**Document section**:
-=-=-=-=-
The terms including ordinal numbers such as “first,” “second,” and the like may be used to describe various constituent elements, but the constituent elements are not limited by the terms. These terms are used only to distinguish one constituent element from another constituent element.

When one constituent element is described as being “coupled” or “connected” to another constituent element, it should be understood that one constituent element can be coupled or connected directly to another constituent element, and an intervening constituent element can also be present between the constituent elements. When one constituent element is described as being “coupled directly to” or “connected directly to” another constituent element, it should be understood that no intervening constituent element exists between the constituent elements.

Singular expressions include plural expressions unless clearly described as different meanings in the context.

In the present application, it should be understood that terms “including” and “having” are intended to designate the existence of characteristics, numbers, steps, operations, constituent elements, and components described in the specification or a combination thereof, and do not exclude a possibility of the existence or addition of one or more other characteristics, numbers, steps, operations, constituent elements, and components, or a combination thereof in advance.

The present invention relates to a kinetic typography video generation system, a control method thereof, and a learning method of the kinetic typography video generation system. The kinetic typography video generation system according to the present invention may be a system for generating kinetic typography videos from text. Further, the kinetic typography video generation system according to the present invention may be a system for generating kinetic typography videos that correspond to conditions requested by the user.

The kinetic typography video generation system according to the present invention includes a kinetic typography video generation model, and the present invention aims to provide a kinetic typography video generation model that enables dynamic movement and style transformation of multiple characters, allowing for the automatic generation of more sophisticated and flexible kinetic typography videos.
-=-=-=-=-
**Objective A**:
Recast the listing lines as a numbered list, skipping any blank lines: everything from the line containing "dictionary-entry [466,736,896,759]" down to the line containing "english-definition: cartridge; cartouche", both included, and nothing else.
The listing that follows is unrelated to the patent passage above.
-=-=-=-=-
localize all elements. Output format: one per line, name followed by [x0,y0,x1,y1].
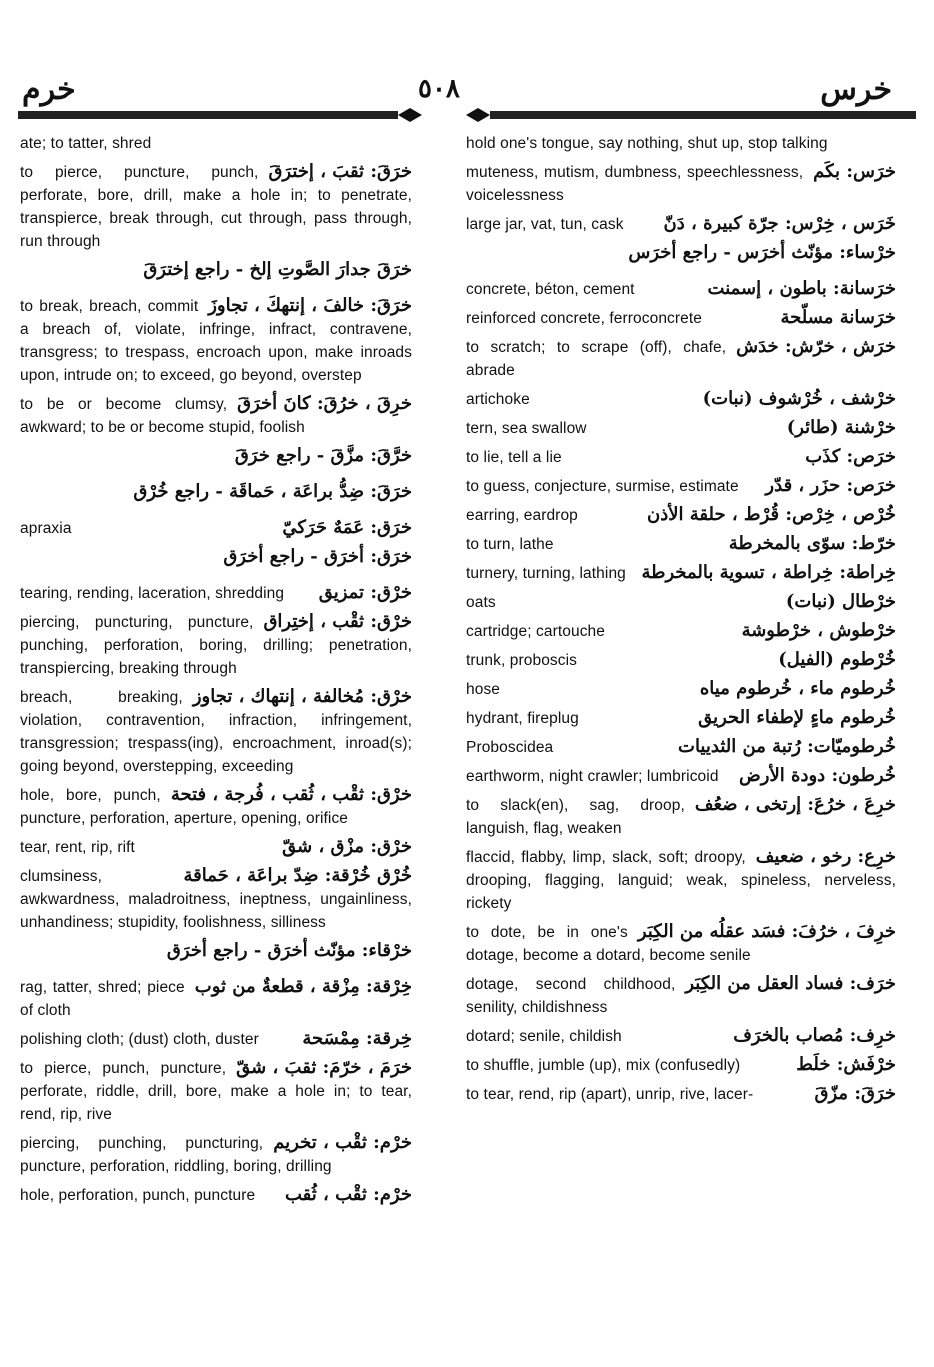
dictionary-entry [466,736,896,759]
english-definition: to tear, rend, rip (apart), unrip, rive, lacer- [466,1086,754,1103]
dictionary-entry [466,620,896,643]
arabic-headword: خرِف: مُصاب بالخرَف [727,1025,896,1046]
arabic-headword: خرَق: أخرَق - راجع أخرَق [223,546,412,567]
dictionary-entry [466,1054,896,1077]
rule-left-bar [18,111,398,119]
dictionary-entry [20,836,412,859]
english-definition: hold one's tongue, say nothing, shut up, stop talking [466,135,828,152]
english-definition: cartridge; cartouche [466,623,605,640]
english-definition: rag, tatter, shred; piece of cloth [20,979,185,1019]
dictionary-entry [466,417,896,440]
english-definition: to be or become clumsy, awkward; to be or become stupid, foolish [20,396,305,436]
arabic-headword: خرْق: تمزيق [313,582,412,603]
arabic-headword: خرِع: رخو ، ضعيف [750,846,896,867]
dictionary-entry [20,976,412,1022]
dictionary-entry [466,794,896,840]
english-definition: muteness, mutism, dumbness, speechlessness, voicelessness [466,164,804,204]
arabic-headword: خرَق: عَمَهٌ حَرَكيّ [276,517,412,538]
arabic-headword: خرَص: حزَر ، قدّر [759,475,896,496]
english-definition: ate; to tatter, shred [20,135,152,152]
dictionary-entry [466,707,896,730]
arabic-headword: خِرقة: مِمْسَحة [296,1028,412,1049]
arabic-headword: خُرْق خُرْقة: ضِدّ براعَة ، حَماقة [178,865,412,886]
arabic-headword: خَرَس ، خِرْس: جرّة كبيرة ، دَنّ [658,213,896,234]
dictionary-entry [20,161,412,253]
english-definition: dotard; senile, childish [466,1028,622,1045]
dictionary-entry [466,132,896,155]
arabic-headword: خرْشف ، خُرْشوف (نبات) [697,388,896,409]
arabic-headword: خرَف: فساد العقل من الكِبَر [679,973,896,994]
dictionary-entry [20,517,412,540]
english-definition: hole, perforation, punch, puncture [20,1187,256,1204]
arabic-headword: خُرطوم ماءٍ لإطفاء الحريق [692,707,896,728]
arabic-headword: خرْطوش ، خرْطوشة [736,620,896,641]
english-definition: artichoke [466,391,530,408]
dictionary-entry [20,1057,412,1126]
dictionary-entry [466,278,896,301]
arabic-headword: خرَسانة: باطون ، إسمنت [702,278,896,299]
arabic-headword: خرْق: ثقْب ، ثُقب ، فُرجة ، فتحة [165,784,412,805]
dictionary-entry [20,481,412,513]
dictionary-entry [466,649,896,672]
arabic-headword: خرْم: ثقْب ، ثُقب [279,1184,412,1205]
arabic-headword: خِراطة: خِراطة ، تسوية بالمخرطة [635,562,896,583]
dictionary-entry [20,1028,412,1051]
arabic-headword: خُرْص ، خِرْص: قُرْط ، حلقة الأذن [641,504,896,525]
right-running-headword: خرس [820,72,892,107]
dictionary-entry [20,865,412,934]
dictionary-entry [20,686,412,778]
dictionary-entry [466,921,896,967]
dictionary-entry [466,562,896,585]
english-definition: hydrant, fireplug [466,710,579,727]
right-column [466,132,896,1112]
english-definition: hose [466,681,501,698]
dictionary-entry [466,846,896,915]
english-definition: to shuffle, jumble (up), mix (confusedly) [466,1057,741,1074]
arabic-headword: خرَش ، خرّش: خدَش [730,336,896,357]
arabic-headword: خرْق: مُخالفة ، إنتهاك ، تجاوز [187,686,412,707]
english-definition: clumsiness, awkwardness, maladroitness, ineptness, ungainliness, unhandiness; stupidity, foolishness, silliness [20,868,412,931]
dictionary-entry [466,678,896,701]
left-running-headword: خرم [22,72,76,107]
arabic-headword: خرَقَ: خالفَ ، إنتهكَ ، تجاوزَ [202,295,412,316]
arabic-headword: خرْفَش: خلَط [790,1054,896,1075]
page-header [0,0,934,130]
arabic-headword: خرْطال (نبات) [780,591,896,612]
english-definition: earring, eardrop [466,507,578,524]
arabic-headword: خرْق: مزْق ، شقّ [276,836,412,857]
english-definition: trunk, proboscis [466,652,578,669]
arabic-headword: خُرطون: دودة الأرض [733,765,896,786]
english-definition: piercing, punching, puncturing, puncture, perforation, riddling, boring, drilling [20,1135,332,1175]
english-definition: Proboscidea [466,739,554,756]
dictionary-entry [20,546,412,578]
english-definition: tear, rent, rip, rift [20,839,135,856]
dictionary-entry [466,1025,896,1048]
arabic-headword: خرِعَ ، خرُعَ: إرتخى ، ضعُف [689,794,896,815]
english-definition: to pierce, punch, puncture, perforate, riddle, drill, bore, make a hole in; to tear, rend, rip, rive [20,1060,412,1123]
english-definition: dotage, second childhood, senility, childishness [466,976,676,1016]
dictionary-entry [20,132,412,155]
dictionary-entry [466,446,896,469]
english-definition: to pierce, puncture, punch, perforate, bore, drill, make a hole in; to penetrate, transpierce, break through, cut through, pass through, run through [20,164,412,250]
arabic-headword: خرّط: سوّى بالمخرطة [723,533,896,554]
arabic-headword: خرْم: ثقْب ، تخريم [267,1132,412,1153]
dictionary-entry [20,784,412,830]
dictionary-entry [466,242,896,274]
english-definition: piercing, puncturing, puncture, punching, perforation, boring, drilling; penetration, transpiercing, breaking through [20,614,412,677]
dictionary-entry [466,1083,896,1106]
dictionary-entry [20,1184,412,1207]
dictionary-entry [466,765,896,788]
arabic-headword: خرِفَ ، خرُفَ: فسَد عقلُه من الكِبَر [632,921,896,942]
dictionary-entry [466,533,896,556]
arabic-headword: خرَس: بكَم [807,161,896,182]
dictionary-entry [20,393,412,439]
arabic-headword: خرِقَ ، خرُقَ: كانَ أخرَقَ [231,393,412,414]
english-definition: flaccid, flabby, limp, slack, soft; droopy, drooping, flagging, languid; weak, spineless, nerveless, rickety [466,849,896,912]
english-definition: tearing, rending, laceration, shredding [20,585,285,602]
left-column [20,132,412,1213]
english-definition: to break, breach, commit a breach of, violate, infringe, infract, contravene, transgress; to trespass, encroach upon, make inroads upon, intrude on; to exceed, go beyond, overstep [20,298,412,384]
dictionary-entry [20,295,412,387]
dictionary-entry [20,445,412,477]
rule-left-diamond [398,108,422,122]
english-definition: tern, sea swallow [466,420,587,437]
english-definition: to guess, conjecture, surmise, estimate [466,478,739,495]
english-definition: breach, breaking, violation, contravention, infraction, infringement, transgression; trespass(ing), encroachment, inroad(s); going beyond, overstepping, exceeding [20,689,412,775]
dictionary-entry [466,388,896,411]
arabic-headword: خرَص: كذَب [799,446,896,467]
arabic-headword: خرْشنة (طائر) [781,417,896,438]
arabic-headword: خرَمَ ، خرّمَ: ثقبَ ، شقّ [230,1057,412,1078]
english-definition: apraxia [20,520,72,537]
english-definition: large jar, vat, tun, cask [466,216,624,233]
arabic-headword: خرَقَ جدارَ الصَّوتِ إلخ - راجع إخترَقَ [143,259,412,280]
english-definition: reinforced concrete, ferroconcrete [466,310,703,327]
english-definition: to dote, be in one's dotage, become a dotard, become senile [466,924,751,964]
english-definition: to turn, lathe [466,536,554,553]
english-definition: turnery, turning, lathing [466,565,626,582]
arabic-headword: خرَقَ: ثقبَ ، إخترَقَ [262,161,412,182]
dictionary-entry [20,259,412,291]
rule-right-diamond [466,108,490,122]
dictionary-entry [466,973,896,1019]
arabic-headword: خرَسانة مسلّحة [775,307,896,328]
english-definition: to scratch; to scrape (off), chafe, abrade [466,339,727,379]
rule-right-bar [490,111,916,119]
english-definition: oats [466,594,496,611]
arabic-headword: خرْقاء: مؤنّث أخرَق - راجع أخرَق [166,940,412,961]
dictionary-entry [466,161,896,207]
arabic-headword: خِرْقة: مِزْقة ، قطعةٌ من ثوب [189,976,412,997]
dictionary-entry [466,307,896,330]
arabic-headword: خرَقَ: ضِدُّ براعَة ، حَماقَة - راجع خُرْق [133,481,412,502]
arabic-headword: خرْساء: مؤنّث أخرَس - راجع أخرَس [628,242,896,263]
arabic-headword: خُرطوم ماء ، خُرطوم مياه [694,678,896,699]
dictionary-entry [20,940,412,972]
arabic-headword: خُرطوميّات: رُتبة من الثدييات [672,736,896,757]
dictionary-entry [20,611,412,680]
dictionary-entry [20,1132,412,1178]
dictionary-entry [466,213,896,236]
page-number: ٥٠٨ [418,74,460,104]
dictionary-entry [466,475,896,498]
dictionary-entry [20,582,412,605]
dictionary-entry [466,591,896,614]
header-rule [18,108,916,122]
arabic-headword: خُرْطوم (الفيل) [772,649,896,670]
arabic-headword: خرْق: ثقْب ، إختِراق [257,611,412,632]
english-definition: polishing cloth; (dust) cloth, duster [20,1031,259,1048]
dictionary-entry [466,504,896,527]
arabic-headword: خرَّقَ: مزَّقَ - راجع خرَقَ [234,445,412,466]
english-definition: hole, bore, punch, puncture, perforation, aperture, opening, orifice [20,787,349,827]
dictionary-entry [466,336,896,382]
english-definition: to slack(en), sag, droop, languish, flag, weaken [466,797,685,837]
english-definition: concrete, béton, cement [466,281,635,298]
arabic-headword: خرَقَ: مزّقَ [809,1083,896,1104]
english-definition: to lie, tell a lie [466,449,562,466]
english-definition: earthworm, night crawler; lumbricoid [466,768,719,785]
-=-=-=-=-
**Objective B**:
Continue the patent passage on the kinetic typography video generation system, starting after its last sentence.

**Reply A**:
1. dictionary-entry [466,736,896,759]
2. english-definition: to tear, rend, rip (apart), unrip, rive, lacer- [466,1086,754,1103]
3. dictionary-entry [466,620,896,643]
4. arabic-headword: خرِف: مُصاب بالخرَف [727,1025,896,1046]
5. arabic-headword: خرَق: أخرَق - راجع أخرَق [223,546,412,567]
6. dictionary-entry [466,1054,896,1077]
7. rule-left-bar [18,111,398,119]
8. dictionary-entry [20,836,412,859]
9. english-definition: hold one's tongue, say nothing, shut up, stop talking [466,135,828,152]
10. english-definition: cartridge; cartouche [466,623,605,640]

**Reply B**:
Hereinafter, the present invention will be described in more detail with reference to the accompanying drawings. FIG. 1 is a conceptual diagram for explaining a kinetic typography video generation system according to the present invention. FIG. 2 is a conceptual diagram for explaining a kinetic typography training dataset according to the present invention. Further, FIG. 3 is a flowchart for explaining a learning method of the kinetic typography video generation system according to the present invention, and FIGS. 4, 5A to 5D, and 6A to 6E are conceptual diagrams for explaining the learning method of the kinetic typography video generation system according to the present invention.

First, as illustrated in FIG. 1, the kinetic typography video generation system 1000 according to the present invention may include at least one of an input unit 100, an output unit 200, a storage unit 300, or a kinetic typography video generation model 400.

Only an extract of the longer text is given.